# [TO DO]
Below are some records; give them all again exactly, but not the pictures.

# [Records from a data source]
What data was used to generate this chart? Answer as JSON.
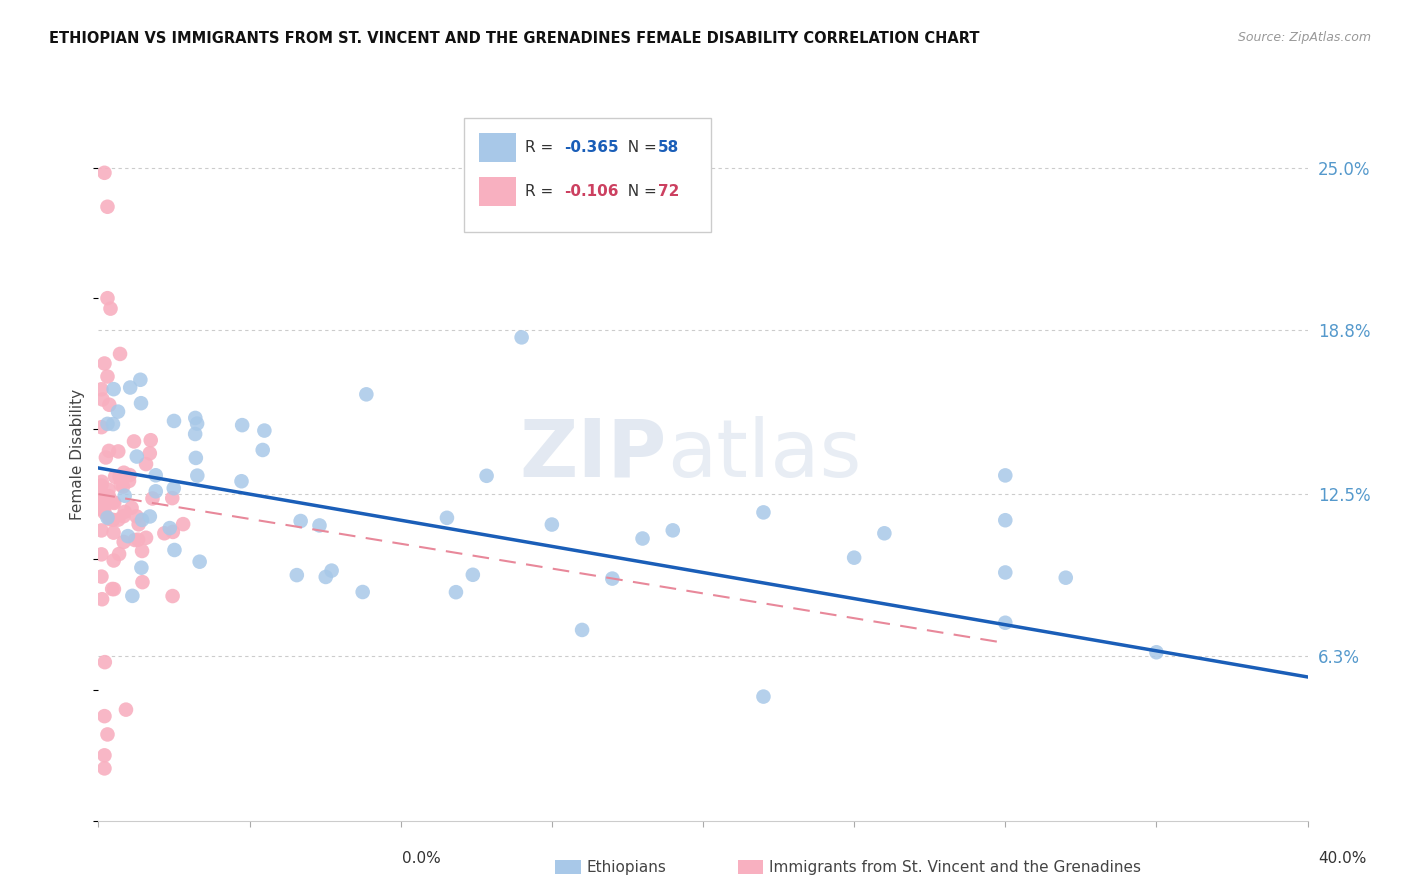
{
  "title": "ETHIOPIAN VS IMMIGRANTS FROM ST. VINCENT AND THE GRENADINES FEMALE DISABILITY CORRELATION CHART",
  "source": "Source: ZipAtlas.com",
  "ylabel": "Female Disability",
  "ytick_labels": [
    "25.0%",
    "18.8%",
    "12.5%",
    "6.3%"
  ],
  "ytick_values": [
    0.25,
    0.188,
    0.125,
    0.063
  ],
  "xlim": [
    0.0,
    0.4
  ],
  "ylim": [
    0.0,
    0.28
  ],
  "color_blue": "#a8c8e8",
  "color_blue_line": "#1a5eb8",
  "color_pink": "#f8b0c0",
  "color_pink_line": "#e8889a",
  "watermark_zip": "ZIP",
  "watermark_atlas": "atlas",
  "legend_r1": "-0.365",
  "legend_n1": "58",
  "legend_r2": "-0.106",
  "legend_n2": "72",
  "blue_line_x0": 0.0,
  "blue_line_x1": 0.4,
  "blue_line_y0": 0.135,
  "blue_line_y1": 0.055,
  "pink_line_x0": 0.0,
  "pink_line_x1": 0.3,
  "pink_line_y0": 0.125,
  "pink_line_y1": 0.068
}
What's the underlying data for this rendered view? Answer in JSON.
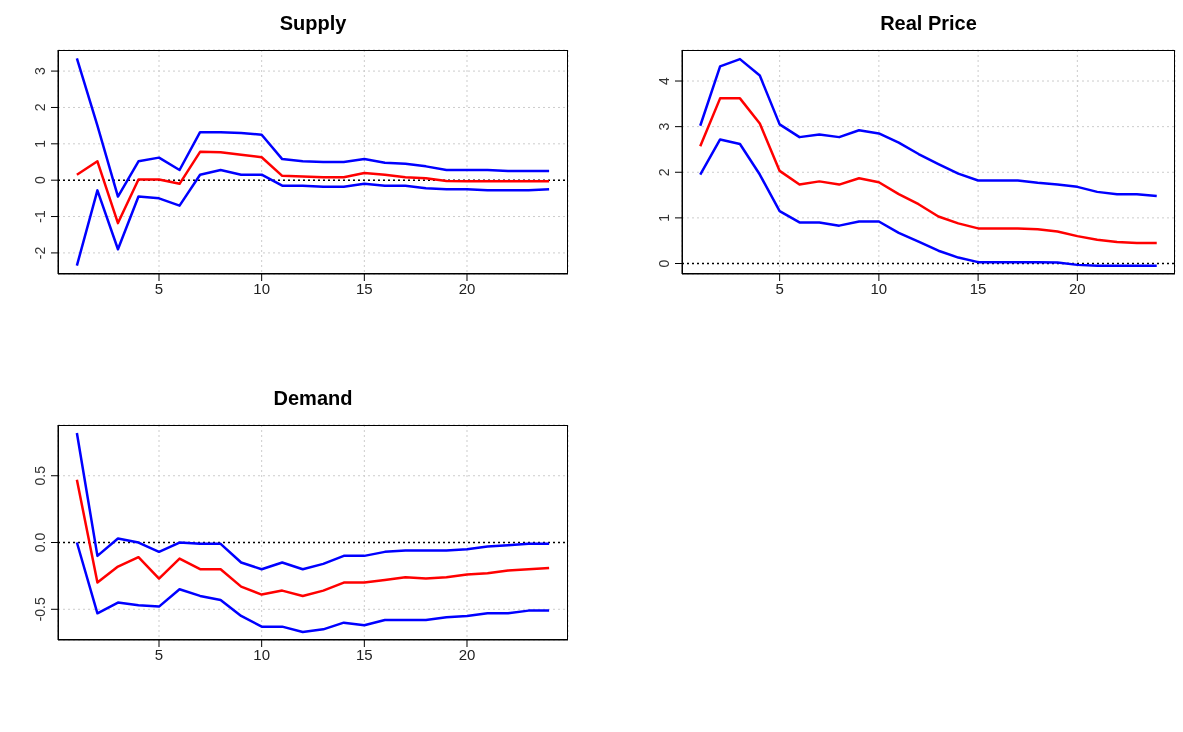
{
  "chart_data": [
    {
      "type": "line",
      "title": "Supply",
      "x": [
        1,
        2,
        3,
        4,
        5,
        6,
        7,
        8,
        9,
        10,
        11,
        12,
        13,
        14,
        15,
        16,
        17,
        18,
        19,
        20,
        21,
        22,
        23,
        24
      ],
      "series": [
        {
          "color": "#0000ff",
          "values": [
            3.35,
            1.5,
            -0.45,
            0.52,
            0.62,
            0.28,
            1.32,
            1.32,
            1.3,
            1.25,
            0.58,
            0.52,
            0.5,
            0.5,
            0.58,
            0.48,
            0.45,
            0.38,
            0.28,
            0.28,
            0.28,
            0.25,
            0.25,
            0.25
          ]
        },
        {
          "color": "#ff0000",
          "values": [
            0.15,
            0.52,
            -1.18,
            0.02,
            0.02,
            -0.1,
            0.78,
            0.77,
            0.7,
            0.63,
            0.12,
            0.1,
            0.08,
            0.08,
            0.2,
            0.15,
            0.08,
            0.05,
            -0.02,
            -0.03,
            -0.03,
            -0.03,
            -0.03,
            -0.03
          ]
        },
        {
          "color": "#0000ff",
          "values": [
            -2.35,
            -0.28,
            -1.9,
            -0.45,
            -0.5,
            -0.7,
            0.15,
            0.28,
            0.15,
            0.15,
            -0.15,
            -0.15,
            -0.18,
            -0.18,
            -0.1,
            -0.15,
            -0.15,
            -0.22,
            -0.25,
            -0.25,
            -0.28,
            -0.28,
            -0.28,
            -0.25
          ]
        }
      ],
      "xlim": [
        0.08,
        24.92
      ],
      "ylim": [
        -2.58,
        3.58
      ],
      "xticks": [
        5,
        10,
        15,
        20
      ],
      "yticks": [
        -2,
        -1,
        0,
        1,
        2,
        3
      ],
      "grid": true,
      "legend": false,
      "ref_lines": [
        {
          "axis": "y",
          "value": 0,
          "color": "#000000",
          "line_style": "dotted"
        }
      ]
    },
    {
      "type": "line",
      "title": "Real Price",
      "x": [
        1,
        2,
        3,
        4,
        5,
        6,
        7,
        8,
        9,
        10,
        11,
        12,
        13,
        14,
        15,
        16,
        17,
        18,
        19,
        20,
        21,
        22,
        23,
        24
      ],
      "series": [
        {
          "color": "#0000ff",
          "values": [
            3.02,
            4.32,
            4.48,
            4.12,
            3.05,
            2.77,
            2.83,
            2.77,
            2.92,
            2.85,
            2.65,
            2.4,
            2.18,
            1.97,
            1.82,
            1.82,
            1.82,
            1.77,
            1.73,
            1.68,
            1.57,
            1.52,
            1.52,
            1.48
          ]
        },
        {
          "color": "#ff0000",
          "values": [
            2.57,
            3.62,
            3.62,
            3.07,
            2.03,
            1.73,
            1.8,
            1.73,
            1.87,
            1.78,
            1.52,
            1.3,
            1.03,
            0.88,
            0.77,
            0.77,
            0.77,
            0.75,
            0.7,
            0.6,
            0.52,
            0.47,
            0.45,
            0.45
          ]
        },
        {
          "color": "#0000ff",
          "values": [
            1.95,
            2.72,
            2.62,
            1.95,
            1.15,
            0.9,
            0.9,
            0.83,
            0.92,
            0.92,
            0.67,
            0.48,
            0.28,
            0.13,
            0.03,
            0.03,
            0.03,
            0.03,
            0.02,
            -0.03,
            -0.05,
            -0.05,
            -0.05,
            -0.05
          ]
        }
      ],
      "xlim": [
        0.08,
        24.92
      ],
      "ylim": [
        -0.23,
        4.68
      ],
      "xticks": [
        5,
        10,
        15,
        20
      ],
      "yticks": [
        0,
        1,
        2,
        3,
        4
      ],
      "grid": true,
      "legend": false,
      "ref_lines": [
        {
          "axis": "y",
          "value": 0,
          "color": "#000000",
          "line_style": "dotted"
        }
      ]
    },
    {
      "type": "line",
      "title": "Demand",
      "x": [
        1,
        2,
        3,
        4,
        5,
        6,
        7,
        8,
        9,
        10,
        11,
        12,
        13,
        14,
        15,
        16,
        17,
        18,
        19,
        20,
        21,
        22,
        23,
        24
      ],
      "series": [
        {
          "color": "#0000ff",
          "values": [
            0.82,
            -0.1,
            0.03,
            0.0,
            -0.07,
            0.0,
            -0.01,
            -0.01,
            -0.15,
            -0.2,
            -0.15,
            -0.2,
            -0.16,
            -0.1,
            -0.1,
            -0.07,
            -0.06,
            -0.06,
            -0.06,
            -0.05,
            -0.03,
            -0.02,
            -0.01,
            -0.01
          ]
        },
        {
          "color": "#ff0000",
          "values": [
            0.47,
            -0.3,
            -0.18,
            -0.11,
            -0.27,
            -0.12,
            -0.2,
            -0.2,
            -0.33,
            -0.39,
            -0.36,
            -0.4,
            -0.36,
            -0.3,
            -0.3,
            -0.28,
            -0.26,
            -0.27,
            -0.26,
            -0.24,
            -0.23,
            -0.21,
            -0.2,
            -0.19
          ]
        },
        {
          "color": "#0000ff",
          "values": [
            0.0,
            -0.53,
            -0.45,
            -0.47,
            -0.48,
            -0.35,
            -0.4,
            -0.43,
            -0.55,
            -0.63,
            -0.63,
            -0.67,
            -0.65,
            -0.6,
            -0.62,
            -0.58,
            -0.58,
            -0.58,
            -0.56,
            -0.55,
            -0.53,
            -0.53,
            -0.51,
            -0.51
          ]
        }
      ],
      "xlim": [
        0.08,
        24.92
      ],
      "ylim": [
        -0.73,
        0.88
      ],
      "xticks": [
        5,
        10,
        15,
        20
      ],
      "yticks": [
        {
          "value": -0.5,
          "label": "-0.5"
        },
        {
          "value": 0,
          "label": "0.0"
        },
        {
          "value": 0.5,
          "label": "0.5"
        }
      ],
      "grid": true,
      "legend": false,
      "ref_lines": [
        {
          "axis": "y",
          "value": 0,
          "color": "#000000",
          "line_style": "dotted"
        }
      ]
    }
  ]
}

# [COMPLETE OUTPUT]
What data was used to generate this chart? Answer as JSON.
{
  "title": "ETHIOPIAN VS IMMIGRANTS FROM ST. VINCENT AND THE GRENADINES FEMALE DISABILITY CORRELATION CHART",
  "source": "Source: ZipAtlas.com",
  "ylabel": "Female Disability",
  "ytick_labels": [
    "25.0%",
    "18.8%",
    "12.5%",
    "6.3%"
  ],
  "ytick_values": [
    0.25,
    0.188,
    0.125,
    0.063
  ],
  "xlim": [
    0.0,
    0.4
  ],
  "ylim": [
    0.0,
    0.28
  ],
  "color_blue": "#a8c8e8",
  "color_blue_line": "#1a5eb8",
  "color_pink": "#f8b0c0",
  "color_pink_line": "#e8889a",
  "watermark_zip": "ZIP",
  "watermark_atlas": "atlas",
  "legend_r1": "-0.365",
  "legend_n1": "58",
  "legend_r2": "-0.106",
  "legend_n2": "72",
  "blue_line_x0": 0.0,
  "blue_line_x1": 0.4,
  "blue_line_y0": 0.135,
  "blue_line_y1": 0.055,
  "pink_line_x0": 0.0,
  "pink_line_x1": 0.3,
  "pink_line_y0": 0.125,
  "pink_line_y1": 0.068
}
What's the underlying data for this rendered view? Answer in JSON.
{
  "chart_data": [
    {
      "type": "line",
      "title": "Supply",
      "x": [
        1,
        2,
        3,
        4,
        5,
        6,
        7,
        8,
        9,
        10,
        11,
        12,
        13,
        14,
        15,
        16,
        17,
        18,
        19,
        20,
        21,
        22,
        23,
        24
      ],
      "series": [
        {
          "color": "#0000ff",
          "values": [
            3.35,
            1.5,
            -0.45,
            0.52,
            0.62,
            0.28,
            1.32,
            1.32,
            1.3,
            1.25,
            0.58,
            0.52,
            0.5,
            0.5,
            0.58,
            0.48,
            0.45,
            0.38,
            0.28,
            0.28,
            0.28,
            0.25,
            0.25,
            0.25
          ]
        },
        {
          "color": "#ff0000",
          "values": [
            0.15,
            0.52,
            -1.18,
            0.02,
            0.02,
            -0.1,
            0.78,
            0.77,
            0.7,
            0.63,
            0.12,
            0.1,
            0.08,
            0.08,
            0.2,
            0.15,
            0.08,
            0.05,
            -0.02,
            -0.03,
            -0.03,
            -0.03,
            -0.03,
            -0.03
          ]
        },
        {
          "color": "#0000ff",
          "values": [
            -2.35,
            -0.28,
            -1.9,
            -0.45,
            -0.5,
            -0.7,
            0.15,
            0.28,
            0.15,
            0.15,
            -0.15,
            -0.15,
            -0.18,
            -0.18,
            -0.1,
            -0.15,
            -0.15,
            -0.22,
            -0.25,
            -0.25,
            -0.28,
            -0.28,
            -0.28,
            -0.25
          ]
        }
      ],
      "xlim": [
        0.08,
        24.92
      ],
      "ylim": [
        -2.58,
        3.58
      ],
      "xticks": [
        5,
        10,
        15,
        20
      ],
      "yticks": [
        -2,
        -1,
        0,
        1,
        2,
        3
      ],
      "grid": true,
      "legend": false,
      "ref_lines": [
        {
          "axis": "y",
          "value": 0,
          "color": "#000000",
          "line_style": "dotted"
        }
      ]
    },
    {
      "type": "line",
      "title": "Real Price",
      "x": [
        1,
        2,
        3,
        4,
        5,
        6,
        7,
        8,
        9,
        10,
        11,
        12,
        13,
        14,
        15,
        16,
        17,
        18,
        19,
        20,
        21,
        22,
        23,
        24
      ],
      "series": [
        {
          "color": "#0000ff",
          "values": [
            3.02,
            4.32,
            4.48,
            4.12,
            3.05,
            2.77,
            2.83,
            2.77,
            2.92,
            2.85,
            2.65,
            2.4,
            2.18,
            1.97,
            1.82,
            1.82,
            1.82,
            1.77,
            1.73,
            1.68,
            1.57,
            1.52,
            1.52,
            1.48
          ]
        },
        {
          "color": "#ff0000",
          "values": [
            2.57,
            3.62,
            3.62,
            3.07,
            2.03,
            1.73,
            1.8,
            1.73,
            1.87,
            1.78,
            1.52,
            1.3,
            1.03,
            0.88,
            0.77,
            0.77,
            0.77,
            0.75,
            0.7,
            0.6,
            0.52,
            0.47,
            0.45,
            0.45
          ]
        },
        {
          "color": "#0000ff",
          "values": [
            1.95,
            2.72,
            2.62,
            1.95,
            1.15,
            0.9,
            0.9,
            0.83,
            0.92,
            0.92,
            0.67,
            0.48,
            0.28,
            0.13,
            0.03,
            0.03,
            0.03,
            0.03,
            0.02,
            -0.03,
            -0.05,
            -0.05,
            -0.05,
            -0.05
          ]
        }
      ],
      "xlim": [
        0.08,
        24.92
      ],
      "ylim": [
        -0.23,
        4.68
      ],
      "xticks": [
        5,
        10,
        15,
        20
      ],
      "yticks": [
        0,
        1,
        2,
        3,
        4
      ],
      "grid": true,
      "legend": false,
      "ref_lines": [
        {
          "axis": "y",
          "value": 0,
          "color": "#000000",
          "line_style": "dotted"
        }
      ]
    },
    {
      "type": "line",
      "title": "Demand",
      "x": [
        1,
        2,
        3,
        4,
        5,
        6,
        7,
        8,
        9,
        10,
        11,
        12,
        13,
        14,
        15,
        16,
        17,
        18,
        19,
        20,
        21,
        22,
        23,
        24
      ],
      "series": [
        {
          "color": "#0000ff",
          "values": [
            0.82,
            -0.1,
            0.03,
            0.0,
            -0.07,
            0.0,
            -0.01,
            -0.01,
            -0.15,
            -0.2,
            -0.15,
            -0.2,
            -0.16,
            -0.1,
            -0.1,
            -0.07,
            -0.06,
            -0.06,
            -0.06,
            -0.05,
            -0.03,
            -0.02,
            -0.01,
            -0.01
          ]
        },
        {
          "color": "#ff0000",
          "values": [
            0.47,
            -0.3,
            -0.18,
            -0.11,
            -0.27,
            -0.12,
            -0.2,
            -0.2,
            -0.33,
            -0.39,
            -0.36,
            -0.4,
            -0.36,
            -0.3,
            -0.3,
            -0.28,
            -0.26,
            -0.27,
            -0.26,
            -0.24,
            -0.23,
            -0.21,
            -0.2,
            -0.19
          ]
        },
        {
          "color": "#0000ff",
          "values": [
            0.0,
            -0.53,
            -0.45,
            -0.47,
            -0.48,
            -0.35,
            -0.4,
            -0.43,
            -0.55,
            -0.63,
            -0.63,
            -0.67,
            -0.65,
            -0.6,
            -0.62,
            -0.58,
            -0.58,
            -0.58,
            -0.56,
            -0.55,
            -0.53,
            -0.53,
            -0.51,
            -0.51
          ]
        }
      ],
      "xlim": [
        0.08,
        24.92
      ],
      "ylim": [
        -0.73,
        0.88
      ],
      "xticks": [
        5,
        10,
        15,
        20
      ],
      "yticks": [
        {
          "value": -0.5,
          "label": "-0.5"
        },
        {
          "value": 0,
          "label": "0.0"
        },
        {
          "value": 0.5,
          "label": "0.5"
        }
      ],
      "grid": true,
      "legend": false,
      "ref_lines": [
        {
          "axis": "y",
          "value": 0,
          "color": "#000000",
          "line_style": "dotted"
        }
      ]
    }
  ]
}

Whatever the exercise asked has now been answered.